• [EXERCISE]: Render the records as a Markdown table with the columns No. and Entry: one numbered row per line, skipping blank lines. Start at the first line and stop after the line that contains "submenu-item[interactable]: and plugins".

# Start of MATERIAL SHOWN

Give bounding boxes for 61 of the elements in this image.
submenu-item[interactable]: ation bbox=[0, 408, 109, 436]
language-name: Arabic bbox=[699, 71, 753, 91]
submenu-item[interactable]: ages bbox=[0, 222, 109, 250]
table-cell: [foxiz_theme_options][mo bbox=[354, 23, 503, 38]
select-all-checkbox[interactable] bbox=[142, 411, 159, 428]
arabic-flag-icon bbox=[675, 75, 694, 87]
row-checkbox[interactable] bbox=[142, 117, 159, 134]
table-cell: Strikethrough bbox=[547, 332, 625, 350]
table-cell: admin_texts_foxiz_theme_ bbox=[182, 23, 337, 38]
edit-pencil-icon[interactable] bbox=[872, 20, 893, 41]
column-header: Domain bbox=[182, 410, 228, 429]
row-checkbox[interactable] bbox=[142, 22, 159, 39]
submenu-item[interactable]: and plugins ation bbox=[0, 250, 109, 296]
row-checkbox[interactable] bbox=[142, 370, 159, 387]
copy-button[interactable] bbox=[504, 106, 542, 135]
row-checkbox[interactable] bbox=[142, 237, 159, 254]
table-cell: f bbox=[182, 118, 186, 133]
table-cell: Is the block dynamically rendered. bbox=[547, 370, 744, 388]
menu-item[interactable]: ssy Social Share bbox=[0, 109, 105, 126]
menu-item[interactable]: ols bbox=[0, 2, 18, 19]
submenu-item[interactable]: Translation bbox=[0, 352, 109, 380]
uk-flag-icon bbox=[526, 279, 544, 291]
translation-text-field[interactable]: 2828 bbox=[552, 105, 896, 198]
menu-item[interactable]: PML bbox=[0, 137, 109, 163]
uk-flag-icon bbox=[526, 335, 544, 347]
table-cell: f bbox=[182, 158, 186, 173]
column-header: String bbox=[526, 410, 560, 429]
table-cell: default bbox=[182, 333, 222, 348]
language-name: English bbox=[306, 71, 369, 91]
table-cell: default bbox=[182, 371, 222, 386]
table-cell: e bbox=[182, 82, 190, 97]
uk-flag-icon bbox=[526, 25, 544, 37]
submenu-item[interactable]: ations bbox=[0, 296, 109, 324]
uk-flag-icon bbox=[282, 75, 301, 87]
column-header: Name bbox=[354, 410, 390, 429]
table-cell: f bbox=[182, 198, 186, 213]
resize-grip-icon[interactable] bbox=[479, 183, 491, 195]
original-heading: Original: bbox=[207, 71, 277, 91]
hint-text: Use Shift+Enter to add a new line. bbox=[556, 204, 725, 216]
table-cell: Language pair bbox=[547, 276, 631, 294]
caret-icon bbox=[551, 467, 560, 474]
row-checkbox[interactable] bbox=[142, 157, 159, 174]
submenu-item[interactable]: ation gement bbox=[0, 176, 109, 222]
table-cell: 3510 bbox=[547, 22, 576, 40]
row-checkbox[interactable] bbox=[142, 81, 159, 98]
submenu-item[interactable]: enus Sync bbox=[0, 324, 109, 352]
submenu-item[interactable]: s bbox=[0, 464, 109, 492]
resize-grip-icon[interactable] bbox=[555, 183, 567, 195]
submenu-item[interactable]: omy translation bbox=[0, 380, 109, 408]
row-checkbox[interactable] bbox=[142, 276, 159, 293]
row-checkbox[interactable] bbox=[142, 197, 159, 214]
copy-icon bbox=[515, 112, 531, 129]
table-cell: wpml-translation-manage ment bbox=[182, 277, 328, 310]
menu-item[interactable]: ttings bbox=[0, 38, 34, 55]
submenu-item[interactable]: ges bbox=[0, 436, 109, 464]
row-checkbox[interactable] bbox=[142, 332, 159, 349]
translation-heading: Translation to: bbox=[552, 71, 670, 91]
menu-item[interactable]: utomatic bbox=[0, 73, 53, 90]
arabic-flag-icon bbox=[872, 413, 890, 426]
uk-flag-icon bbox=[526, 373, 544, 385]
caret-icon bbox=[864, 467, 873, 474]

# End of MATERIAL SHOWN

• [TASK ANSWER]:
| No. | Entry |
|---|---|
| 1 | Give bounding boxes for 61 of the elements in this image. |
| 2 | submenu-item[interactable]: ation bbox=[0, 408, 109, 436] |
| 3 | language-name: Arabic bbox=[699, 71, 753, 91] |
| 4 | submenu-item[interactable]: ages bbox=[0, 222, 109, 250] |
| 5 | table-cell: [foxiz_theme_options][mo bbox=[354, 23, 503, 38] |
| 6 | select-all-checkbox[interactable] bbox=[142, 411, 159, 428] |
| 7 | arabic-flag-icon bbox=[675, 75, 694, 87] |
| 8 | row-checkbox[interactable] bbox=[142, 117, 159, 134] |
| 9 | table-cell: Strikethrough bbox=[547, 332, 625, 350] |
| 10 | table-cell: admin_texts_foxiz_theme_ bbox=[182, 23, 337, 38] |
| 11 | edit-pencil-icon[interactable] bbox=[872, 20, 893, 41] |
| 12 | column-header: Domain bbox=[182, 410, 228, 429] |
| 13 | row-checkbox[interactable] bbox=[142, 22, 159, 39] |
| 14 | submenu-item[interactable]: and plugins ation bbox=[0, 250, 109, 296] |